▶ **Task prompt**
Write out all of the records precisely. Skip anything that is a picture.

***

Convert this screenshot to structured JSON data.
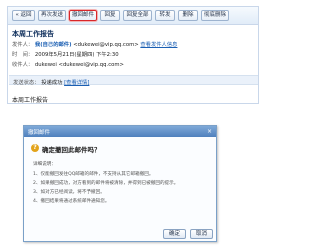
{
  "toolbar": {
    "buttons": [
      "« 返回",
      "再次发送",
      "撤回邮件",
      "回复",
      "回复全部",
      "转发",
      "删除",
      "彻底删除"
    ]
  },
  "mail": {
    "subject": "本周工作报告",
    "from_label": "发件人：",
    "from_name": "我(自己的邮件)",
    "from_email": "<dukewei@vip.qq.com>",
    "from_link": "查看发件人信息",
    "time_label": "时　间：",
    "time_value": "2009年5月21日(星期四) 下午2:30",
    "to_label": "收件人：",
    "to_value": "dukewei",
    "to_email": "<dukewei@vip.qq.com>",
    "status_label": "发送状态：",
    "status_value": "投递成功",
    "status_link": "[查看详情]",
    "body": "本周工作报告"
  },
  "dialog": {
    "title": "撤回邮件",
    "close_glyph": "×",
    "question": "确定撤回此邮件吗？",
    "notes_title": "详细说明：",
    "notes": [
      "1、仅能撤回发往QQ邮箱的邮件，不支持从其它邮箱撤回。",
      "2、如果撤回成功，对方看到的邮件将被清除，并得到已被撤回的提示。",
      "3、如对方已经阅读，将不予撤回。",
      "4、撤回结果将通过系统邮件通知您。"
    ],
    "ok_label": "确定",
    "cancel_label": "取消"
  }
}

***

▶ **Answer for the task**
Convert this screenshot to structured JSON data.
{
  "toolbar": {
    "buttons": [
      "« 返回",
      "再次发送",
      "撤回邮件",
      "回复",
      "回复全部",
      "转发",
      "删除",
      "彻底删除"
    ]
  },
  "mail": {
    "subject": "本周工作报告",
    "from_label": "发件人：",
    "from_name": "我(自己的邮件)",
    "from_email": "<dukewei@vip.qq.com>",
    "from_link": "查看发件人信息",
    "time_label": "时　间：",
    "time_value": "2009年5月21日(星期四) 下午2:30",
    "to_label": "收件人：",
    "to_value": "dukewei",
    "to_email": "<dukewei@vip.qq.com>",
    "status_label": "发送状态：",
    "status_value": "投递成功",
    "status_link": "[查看详情]",
    "body": "本周工作报告"
  },
  "dialog": {
    "title": "撤回邮件",
    "close_glyph": "×",
    "question": "确定撤回此邮件吗？",
    "notes_title": "详细说明：",
    "notes": [
      "1、仅能撤回发往QQ邮箱的邮件，不支持从其它邮箱撤回。",
      "2、如果撤回成功，对方看到的邮件将被清除，并得到已被撤回的提示。",
      "3、如对方已经阅读，将不予撤回。",
      "4、撤回结果将通过系统邮件通知您。"
    ],
    "ok_label": "确定",
    "cancel_label": "取消"
  }
}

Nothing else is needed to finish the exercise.